**What you will do**
Resume the piece below about the uneasy new neighbor and the Schipperke, writing on from its last sentence.
* BEGIN Text *
Uh, well…I’m definitely an adult.
Unfortunately, just dismissing uneasiness doesn’t make you feel peaceful. I had nightmares. Of course. Been a while since I had these. I knew instantly the next morning the enemy was trying to recreate a bad time for me. Well, I wasn’t going to let him. Right? (cue insecure music)
Yet, the next evening of course I ran into the new neighbor again. Darn! I quickly looked down, palms sweating and heart racing muttering under my breath, something’s not right, something’s not right. Then reminded myself to say a prayer, hold my head up and shoulders back. It was a pure demonstration of trying to overcome fear.
The day after that, I step out onto my balcony for one minute and guess who pulls up? Geez!
Now, I’m just mad. Three days in a row and I’m already impatient with this man. And, being reminded I can be shaken so quickly.
Now, I am not saying this man IS how I FEEL he is.
I AM saying the enemy is sucker punching me where it hurts.
Today is when I see God’s counter action!
To anyone else, this won’t mean what it means to me. That’s often how I find God works. It’s so unique to us, so specific to our internal noise that we alone will recognize it. I wonder what it looks like for you?
I get home from work and see my other new neighbor (a lady) outside walking her dog. I make the polite smile and hello and intend to head up to my apartment. But, I do a double take at her dog. “What kind of dog is that?” I ask.
“A Schipperke.” She replies. (insert cute picture from internet)
“Ohhhh!! That was my first dog!!!” I exclaimed and unabashedly call the dog over forgetting I’m 39, not 7!
The dog sweetly runs over and curls up to me. The nice neighbor lady comments that she really likes me. I gush over this beautiful little black dog. And, we all know I have the best dog in the world. But, seeing this dog brings back a FLOOD of wonderful memories! I am smiling so big like a little girl. And, just laughing.
I realize I’ve gotten lost in my joy and regain my adult composure and apologize for taking her dog away from her. Of course, she was just glad someone else was petting her dog besides her.
I walk to my apartment so light in my heart! I reflect on the irony that in all my life I’ve only seen one Schipperke. And, now, one moves in downstairs from me.
* END Text *
* BEGIN Data provided *
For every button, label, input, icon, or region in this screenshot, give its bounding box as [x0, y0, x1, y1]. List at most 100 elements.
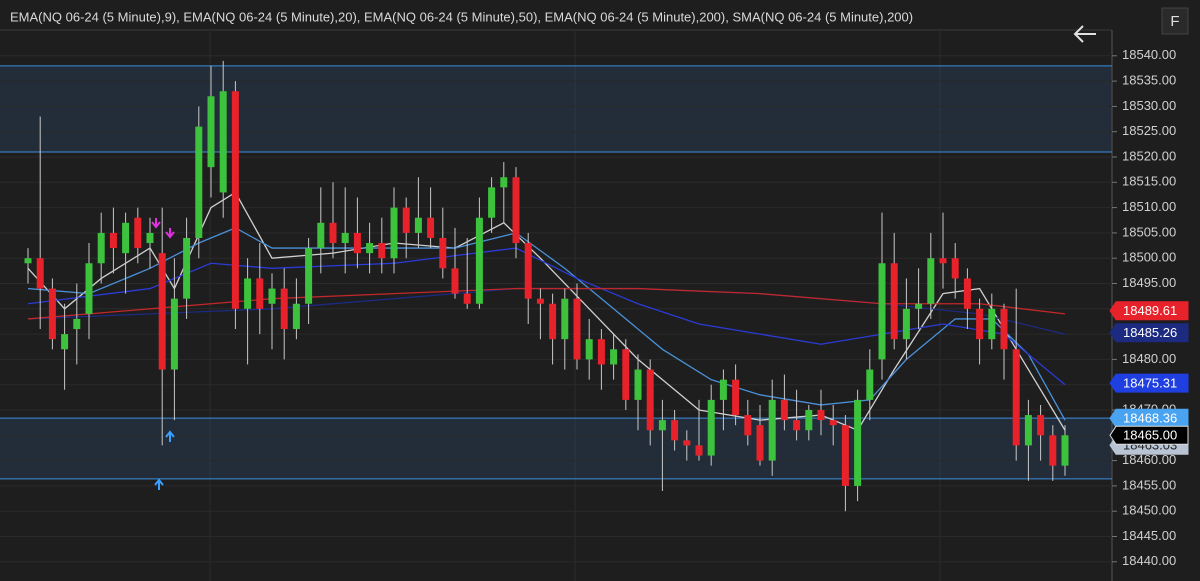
candle-body	[305, 248, 313, 304]
candle-body	[353, 232, 361, 254]
candle-body	[158, 253, 166, 370]
candle-body	[219, 91, 227, 193]
y-tick-label: 18525.00	[1122, 123, 1176, 138]
candle-body	[85, 263, 93, 314]
candle-body	[451, 268, 459, 294]
candle-body	[622, 349, 630, 400]
candle-body	[890, 263, 898, 340]
candle-body	[1012, 349, 1020, 446]
y-tick-label: 18480.00	[1122, 351, 1176, 366]
candle-body	[939, 258, 947, 264]
y-tick-label: 18450.00	[1122, 503, 1176, 518]
candle-body	[963, 278, 971, 309]
candle-body	[280, 288, 288, 330]
candle-body	[500, 177, 508, 188]
price-badge-label: 18465.00	[1123, 428, 1177, 443]
candle-body	[475, 217, 483, 304]
candle-body	[439, 237, 447, 269]
candle-body	[976, 308, 984, 340]
candle-body	[170, 298, 178, 370]
candle-body	[427, 217, 435, 238]
signal-arrow	[151, 218, 161, 229]
plot	[0, 55, 1112, 563]
candle-body	[109, 232, 117, 249]
y-tick-label: 18520.00	[1122, 148, 1176, 163]
candle-body	[585, 339, 593, 360]
candle-body	[292, 303, 300, 330]
candle-body	[719, 379, 727, 400]
candle-body	[793, 420, 801, 431]
candle-body	[1049, 435, 1057, 466]
candle-body	[48, 288, 56, 340]
candle-body	[97, 232, 105, 264]
candle-body	[317, 222, 325, 249]
candle-body	[573, 298, 581, 360]
signal-arrow	[165, 430, 175, 442]
candle-body	[488, 187, 496, 218]
candle-body	[512, 177, 520, 244]
candle-body	[805, 410, 813, 431]
signal-arrow	[154, 478, 164, 490]
candle-body	[463, 293, 471, 304]
y-tick-label: 18505.00	[1122, 224, 1176, 239]
candle-body	[695, 445, 703, 456]
candle-body	[414, 217, 422, 233]
candle-body	[1024, 415, 1032, 446]
price-badge	[1109, 408, 1189, 428]
candle-body	[195, 126, 203, 238]
y-tick-label: 18535.00	[1122, 73, 1176, 88]
y-tick-label: 18515.00	[1122, 174, 1176, 189]
candle-body	[1061, 435, 1069, 466]
candle-body	[231, 91, 239, 309]
candle-body	[207, 96, 215, 168]
candle-body	[756, 425, 764, 461]
candle-body	[146, 232, 154, 244]
candle-body	[866, 369, 874, 400]
back-button[interactable]	[1073, 25, 1096, 43]
candle-body	[61, 334, 69, 350]
candle-body	[378, 243, 386, 259]
candle-body	[536, 298, 544, 304]
candle-body	[268, 288, 276, 304]
candle-body	[878, 263, 886, 360]
candle-body	[402, 207, 410, 233]
signal-arrow	[165, 228, 175, 239]
y-tick-label: 18455.00	[1122, 477, 1176, 492]
candle-body	[1000, 308, 1008, 350]
zone	[0, 418, 1112, 479]
candle-body	[122, 222, 130, 254]
y-tick-label: 18540.00	[1122, 47, 1176, 62]
candle-body	[597, 339, 605, 365]
candle-body	[915, 303, 923, 309]
candle-body	[634, 369, 642, 400]
candle-body	[244, 278, 252, 309]
y-tick-label: 18495.00	[1122, 275, 1176, 290]
candle-body	[707, 399, 715, 456]
candle-body	[183, 237, 191, 299]
price-badge-label: 18475.31	[1123, 376, 1177, 391]
candle-body	[329, 222, 337, 244]
candle-body	[683, 440, 691, 446]
candle-body	[24, 258, 32, 264]
price-badge	[1109, 323, 1189, 343]
candle-body	[988, 308, 996, 340]
ma-line	[27, 247, 1066, 386]
y-tick-label: 18460.00	[1122, 452, 1176, 467]
candle-body	[732, 379, 740, 416]
candle-body	[341, 232, 349, 244]
candle-body	[951, 258, 959, 279]
candle-body	[902, 308, 910, 340]
price-badge-label: 18485.26	[1123, 325, 1177, 340]
candle-body	[744, 415, 752, 436]
candle-body	[646, 369, 654, 431]
candle-body	[610, 349, 618, 365]
candle-body	[927, 258, 935, 304]
candle-body	[134, 217, 142, 249]
f-button-label[interactable]: F	[1170, 13, 1179, 30]
f-button[interactable]	[1161, 7, 1189, 35]
candle-body	[854, 399, 862, 486]
y-tick-label: 18500.00	[1122, 250, 1176, 265]
candle-body	[73, 318, 81, 330]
* END Data provided *
**Result for this exercise**
From what I remember, my parents gave me Sugar Boy when I was about 7 years old, after I was abused. We lived in the same house, though, where the neighbor lived next door that hurt me. I don’t remember all the details, but I remember how I felt around Sugar Boy – pure joy!
And, I loved that dog. He didn’t live very long as he got really sick before he was a year old. But, still, that time with him was so memorable for me. After so much loss of innocence, loss of my best friend, just confusion – that dog was just what I needed.
As I recall these memories I realize: this is God striking back against the fear of the first neighbor at the beginning of this very short blog post. Ahem.
I realize that not all the memories I have from that age were bad. And, He reminded me of my first love.
Don’t you see? He seems to say to me. There is a way to SEE GOOD despite the bad.
I get choked up as I see the tailor made encouragement just for me! God alone knew the struggles I was having internally. I didn’t share much about it except, shaming myself in my mind for having these feelings again.
But, God knew and wanted me to know He sees me.
I’ll end with my mom’s summary, which would’ve made a much more succinct blog: maybe this dog will bite the weird neighbor.
See? Good dog.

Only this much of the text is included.